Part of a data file
==========

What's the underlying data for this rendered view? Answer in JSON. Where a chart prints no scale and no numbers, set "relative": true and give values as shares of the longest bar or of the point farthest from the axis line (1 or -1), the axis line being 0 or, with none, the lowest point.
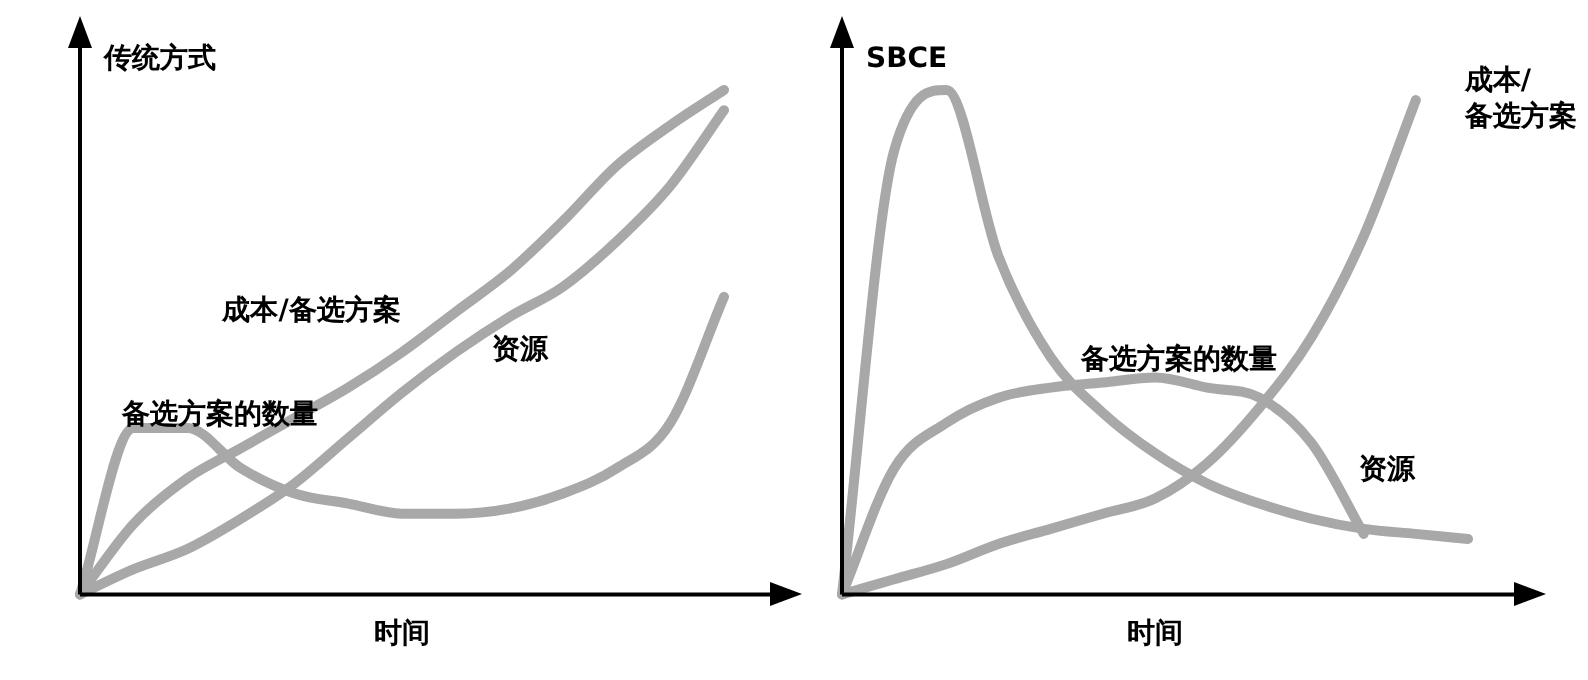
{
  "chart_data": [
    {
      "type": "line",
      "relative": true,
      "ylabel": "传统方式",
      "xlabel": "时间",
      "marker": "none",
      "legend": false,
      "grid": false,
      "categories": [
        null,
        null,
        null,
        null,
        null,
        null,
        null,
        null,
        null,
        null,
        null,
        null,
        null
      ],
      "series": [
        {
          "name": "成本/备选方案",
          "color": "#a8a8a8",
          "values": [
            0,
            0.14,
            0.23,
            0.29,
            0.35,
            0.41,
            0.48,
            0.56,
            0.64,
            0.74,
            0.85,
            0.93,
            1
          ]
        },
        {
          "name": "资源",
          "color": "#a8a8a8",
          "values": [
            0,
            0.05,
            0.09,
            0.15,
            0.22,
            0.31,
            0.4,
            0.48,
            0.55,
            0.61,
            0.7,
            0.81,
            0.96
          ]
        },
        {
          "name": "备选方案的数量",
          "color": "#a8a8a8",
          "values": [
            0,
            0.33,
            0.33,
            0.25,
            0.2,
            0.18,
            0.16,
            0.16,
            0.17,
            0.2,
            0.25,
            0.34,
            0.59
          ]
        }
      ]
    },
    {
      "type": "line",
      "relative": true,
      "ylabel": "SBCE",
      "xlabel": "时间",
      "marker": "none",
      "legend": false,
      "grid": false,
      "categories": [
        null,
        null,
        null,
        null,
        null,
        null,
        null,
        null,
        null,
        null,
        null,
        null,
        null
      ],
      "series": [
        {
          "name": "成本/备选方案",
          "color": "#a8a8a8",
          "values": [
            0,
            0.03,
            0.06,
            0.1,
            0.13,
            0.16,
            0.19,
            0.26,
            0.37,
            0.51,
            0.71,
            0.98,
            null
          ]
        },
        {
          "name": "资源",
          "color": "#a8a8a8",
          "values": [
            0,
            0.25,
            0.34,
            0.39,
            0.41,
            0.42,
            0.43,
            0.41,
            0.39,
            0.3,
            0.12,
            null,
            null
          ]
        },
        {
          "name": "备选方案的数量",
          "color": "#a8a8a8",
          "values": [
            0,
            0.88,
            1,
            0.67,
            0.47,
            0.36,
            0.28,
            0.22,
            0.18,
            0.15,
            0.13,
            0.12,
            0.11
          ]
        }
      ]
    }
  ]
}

==========

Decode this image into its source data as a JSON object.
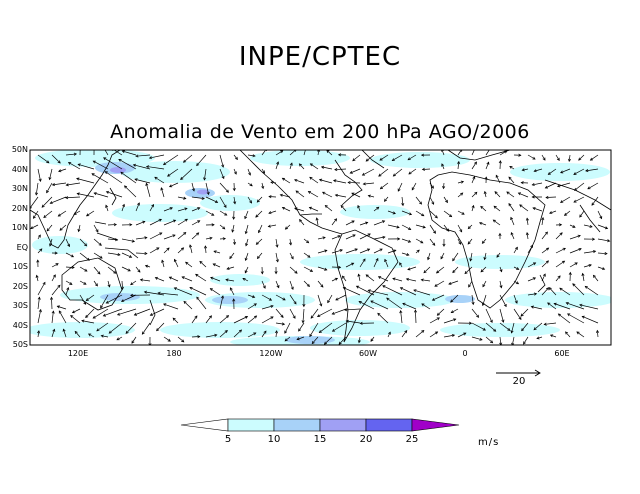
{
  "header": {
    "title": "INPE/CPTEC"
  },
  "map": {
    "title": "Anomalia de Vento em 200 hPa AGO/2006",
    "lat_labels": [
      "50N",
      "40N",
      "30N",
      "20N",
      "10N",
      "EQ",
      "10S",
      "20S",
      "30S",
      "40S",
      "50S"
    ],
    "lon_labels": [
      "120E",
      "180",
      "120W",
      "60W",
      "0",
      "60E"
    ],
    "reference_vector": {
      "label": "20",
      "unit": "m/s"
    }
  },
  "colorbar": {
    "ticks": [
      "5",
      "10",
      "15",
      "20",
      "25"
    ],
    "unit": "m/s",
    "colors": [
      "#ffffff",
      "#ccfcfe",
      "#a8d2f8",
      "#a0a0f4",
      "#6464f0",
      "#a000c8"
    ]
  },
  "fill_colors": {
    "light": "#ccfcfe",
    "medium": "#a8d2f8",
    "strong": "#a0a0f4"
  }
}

==========

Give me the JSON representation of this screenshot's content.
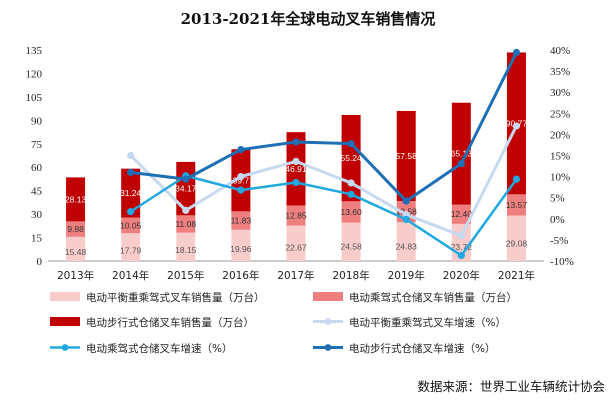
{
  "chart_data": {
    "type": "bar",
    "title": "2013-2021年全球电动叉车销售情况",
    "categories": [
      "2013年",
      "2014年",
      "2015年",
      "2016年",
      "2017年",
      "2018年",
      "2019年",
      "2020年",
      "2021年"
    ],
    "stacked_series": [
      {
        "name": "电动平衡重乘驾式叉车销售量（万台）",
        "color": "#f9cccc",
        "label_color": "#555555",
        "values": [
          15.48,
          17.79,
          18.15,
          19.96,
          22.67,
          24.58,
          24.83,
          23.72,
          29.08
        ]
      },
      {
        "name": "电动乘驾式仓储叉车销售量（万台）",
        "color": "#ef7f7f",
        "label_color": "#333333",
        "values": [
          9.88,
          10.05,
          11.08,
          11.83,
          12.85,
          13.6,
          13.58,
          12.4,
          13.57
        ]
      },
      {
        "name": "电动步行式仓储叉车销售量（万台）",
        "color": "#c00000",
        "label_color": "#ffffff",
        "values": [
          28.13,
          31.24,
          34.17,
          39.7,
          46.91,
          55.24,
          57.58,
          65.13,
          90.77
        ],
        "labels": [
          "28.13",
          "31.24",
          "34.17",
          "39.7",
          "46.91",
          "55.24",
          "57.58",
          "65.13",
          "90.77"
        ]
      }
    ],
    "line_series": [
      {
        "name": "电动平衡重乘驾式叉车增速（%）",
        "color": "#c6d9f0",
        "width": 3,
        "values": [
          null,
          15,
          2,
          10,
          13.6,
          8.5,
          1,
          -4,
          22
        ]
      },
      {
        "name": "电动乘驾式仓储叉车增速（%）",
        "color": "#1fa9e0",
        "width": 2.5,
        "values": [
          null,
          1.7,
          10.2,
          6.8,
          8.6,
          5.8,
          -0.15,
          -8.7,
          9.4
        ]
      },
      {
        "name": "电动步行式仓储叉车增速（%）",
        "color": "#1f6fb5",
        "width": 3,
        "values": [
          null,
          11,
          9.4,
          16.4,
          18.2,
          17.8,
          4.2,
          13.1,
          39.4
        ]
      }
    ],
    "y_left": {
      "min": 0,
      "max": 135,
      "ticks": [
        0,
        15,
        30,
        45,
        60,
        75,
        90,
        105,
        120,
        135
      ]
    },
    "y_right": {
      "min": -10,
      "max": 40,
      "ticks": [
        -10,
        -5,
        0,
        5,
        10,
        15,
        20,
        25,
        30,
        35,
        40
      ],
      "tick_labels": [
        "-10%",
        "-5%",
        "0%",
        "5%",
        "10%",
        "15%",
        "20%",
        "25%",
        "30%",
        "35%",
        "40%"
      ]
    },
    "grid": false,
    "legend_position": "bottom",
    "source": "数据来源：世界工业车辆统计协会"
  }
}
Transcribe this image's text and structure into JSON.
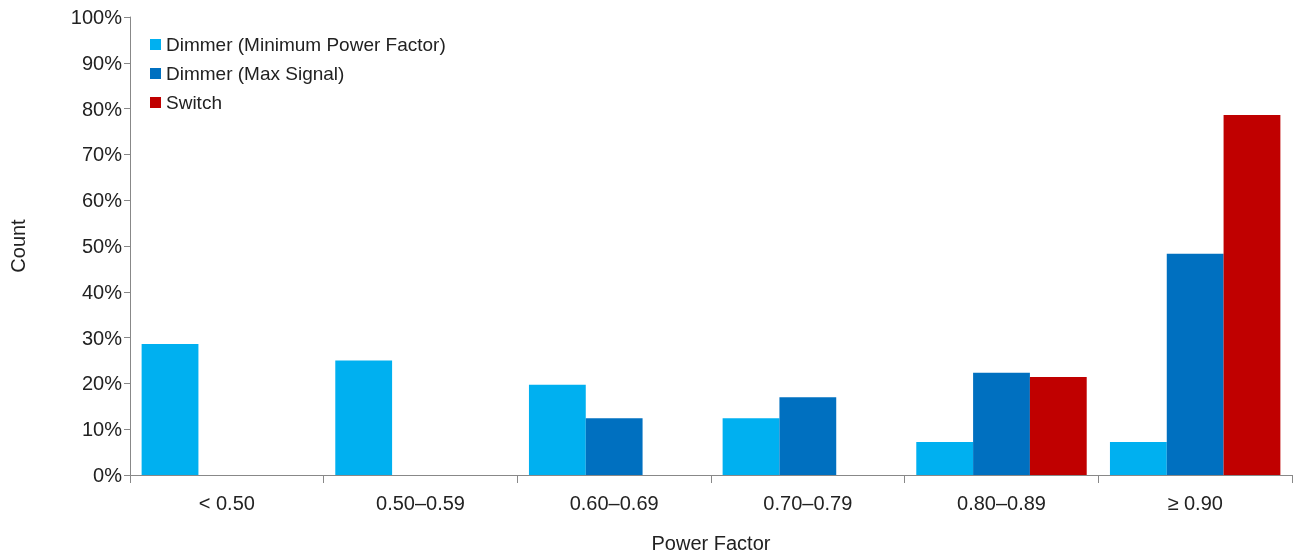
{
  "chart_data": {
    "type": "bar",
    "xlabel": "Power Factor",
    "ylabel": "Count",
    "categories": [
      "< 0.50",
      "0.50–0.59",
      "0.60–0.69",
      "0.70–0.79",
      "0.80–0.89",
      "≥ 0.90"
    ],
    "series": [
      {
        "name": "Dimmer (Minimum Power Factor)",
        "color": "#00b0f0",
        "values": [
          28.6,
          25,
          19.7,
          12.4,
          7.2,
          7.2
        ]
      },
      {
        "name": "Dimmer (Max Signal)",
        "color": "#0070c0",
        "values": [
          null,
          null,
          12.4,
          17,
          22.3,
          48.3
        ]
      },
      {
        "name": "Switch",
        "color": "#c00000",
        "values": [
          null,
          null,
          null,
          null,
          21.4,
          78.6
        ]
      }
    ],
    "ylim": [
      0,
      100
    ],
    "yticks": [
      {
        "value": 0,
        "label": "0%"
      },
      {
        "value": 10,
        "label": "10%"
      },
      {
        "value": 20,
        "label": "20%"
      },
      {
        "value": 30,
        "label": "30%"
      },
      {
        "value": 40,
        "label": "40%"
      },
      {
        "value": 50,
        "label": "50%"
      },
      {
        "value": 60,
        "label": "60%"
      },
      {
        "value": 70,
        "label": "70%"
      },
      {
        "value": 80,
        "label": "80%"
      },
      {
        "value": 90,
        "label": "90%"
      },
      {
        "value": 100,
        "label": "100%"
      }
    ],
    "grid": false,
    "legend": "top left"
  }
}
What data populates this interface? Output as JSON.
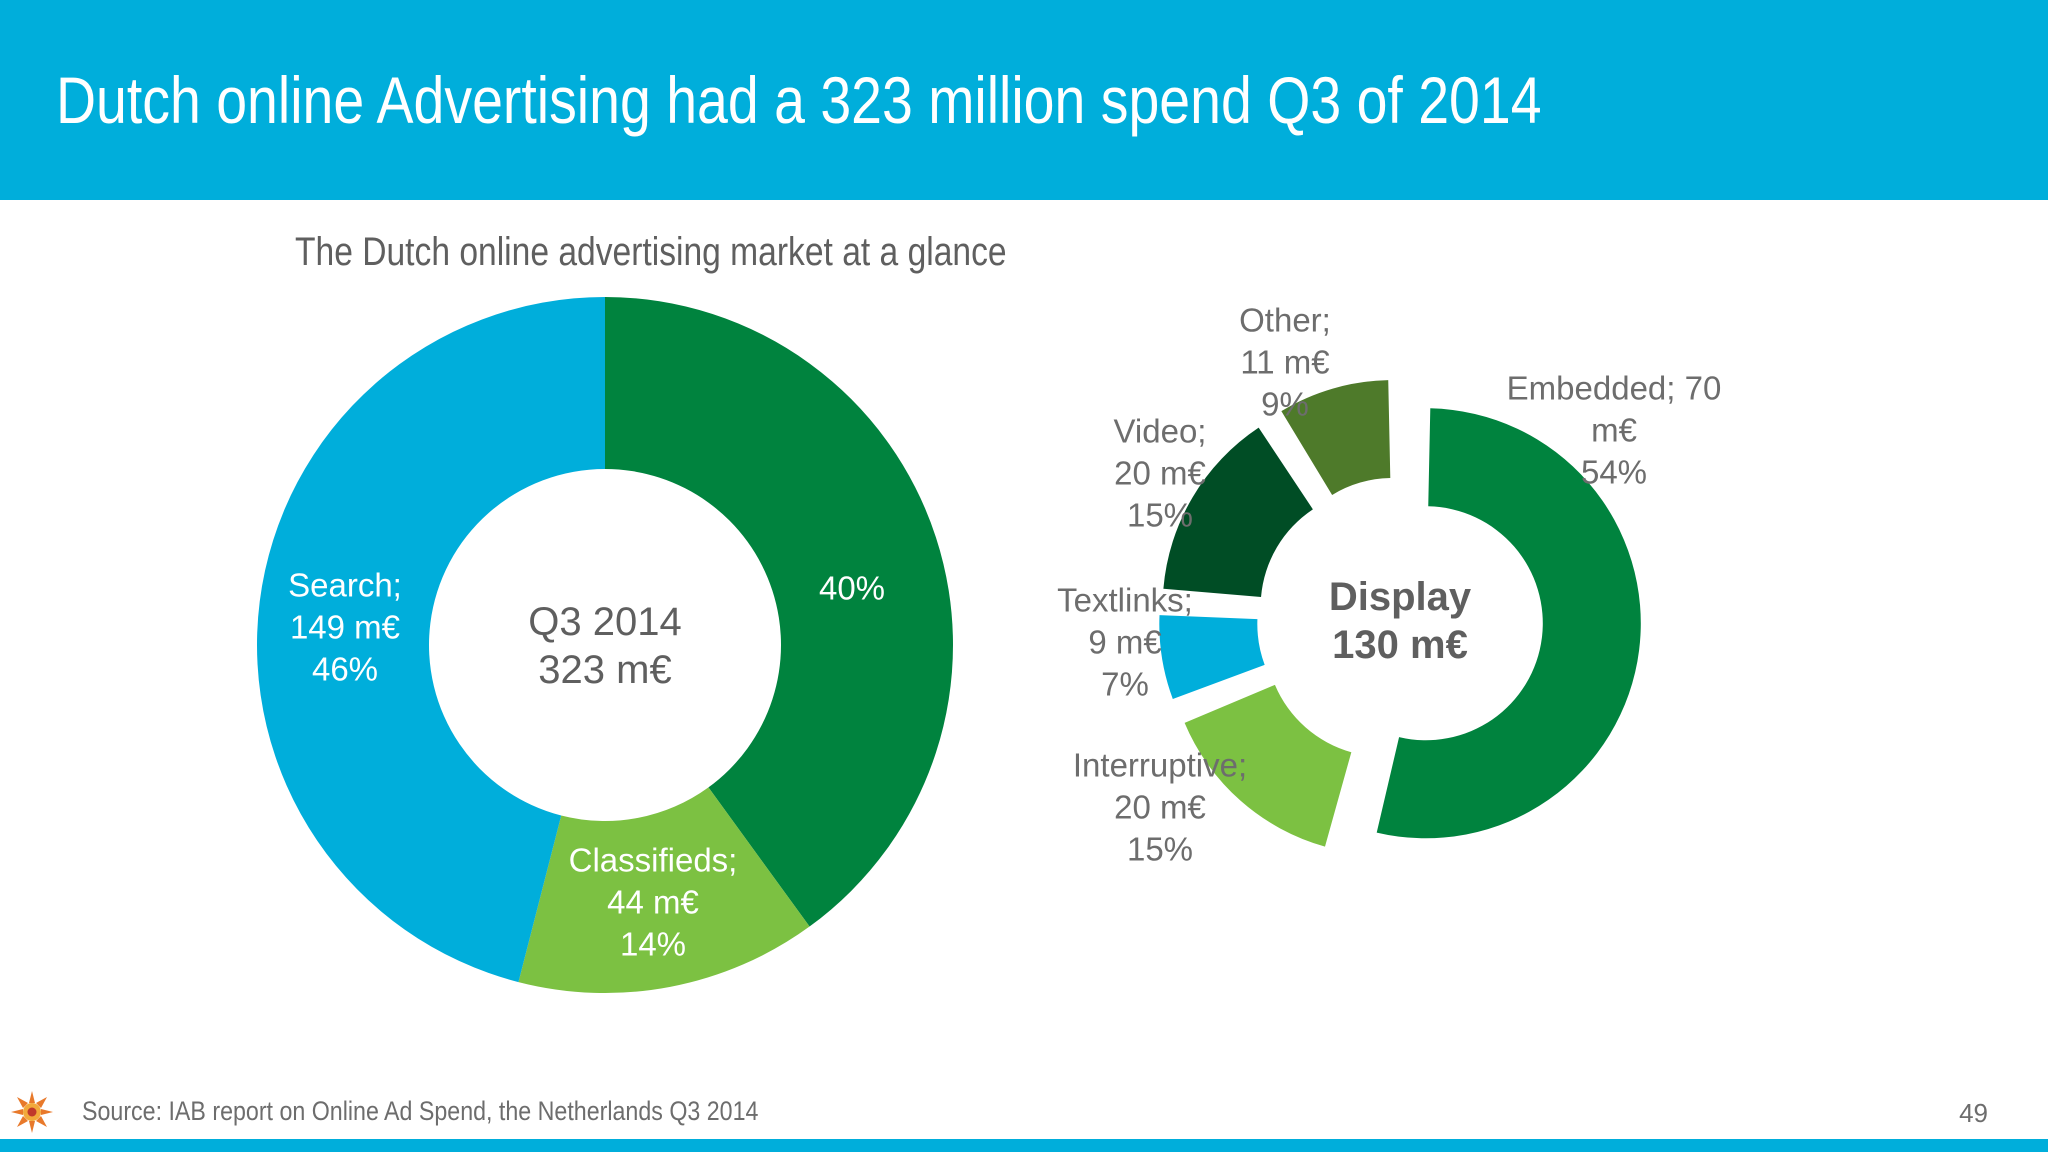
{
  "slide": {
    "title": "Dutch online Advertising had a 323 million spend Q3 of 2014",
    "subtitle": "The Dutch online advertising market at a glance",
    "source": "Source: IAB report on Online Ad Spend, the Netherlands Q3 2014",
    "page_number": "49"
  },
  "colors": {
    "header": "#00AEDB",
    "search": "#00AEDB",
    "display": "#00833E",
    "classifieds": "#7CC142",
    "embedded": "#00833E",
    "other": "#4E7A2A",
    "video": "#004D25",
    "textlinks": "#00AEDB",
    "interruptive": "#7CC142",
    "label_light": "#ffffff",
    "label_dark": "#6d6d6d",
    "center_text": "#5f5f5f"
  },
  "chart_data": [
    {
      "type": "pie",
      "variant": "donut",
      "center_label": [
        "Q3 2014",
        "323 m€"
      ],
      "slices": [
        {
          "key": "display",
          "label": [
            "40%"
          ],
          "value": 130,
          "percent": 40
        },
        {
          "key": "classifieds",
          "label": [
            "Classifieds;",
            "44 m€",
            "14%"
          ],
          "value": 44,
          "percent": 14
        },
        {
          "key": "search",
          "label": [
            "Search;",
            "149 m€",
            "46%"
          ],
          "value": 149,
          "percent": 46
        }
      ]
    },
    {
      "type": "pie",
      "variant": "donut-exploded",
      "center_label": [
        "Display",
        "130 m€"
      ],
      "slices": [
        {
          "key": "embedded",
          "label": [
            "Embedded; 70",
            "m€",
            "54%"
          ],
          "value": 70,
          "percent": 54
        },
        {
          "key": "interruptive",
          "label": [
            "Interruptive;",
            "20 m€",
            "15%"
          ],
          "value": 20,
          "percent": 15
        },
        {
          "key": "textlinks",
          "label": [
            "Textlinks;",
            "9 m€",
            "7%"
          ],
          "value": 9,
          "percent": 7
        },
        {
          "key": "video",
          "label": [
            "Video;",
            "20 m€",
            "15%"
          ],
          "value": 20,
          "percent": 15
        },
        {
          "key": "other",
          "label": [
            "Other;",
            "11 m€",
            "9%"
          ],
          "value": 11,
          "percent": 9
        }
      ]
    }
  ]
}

==========

Direction
Provide solely the number of lines in the data that include the word "source".

Completed exercise
3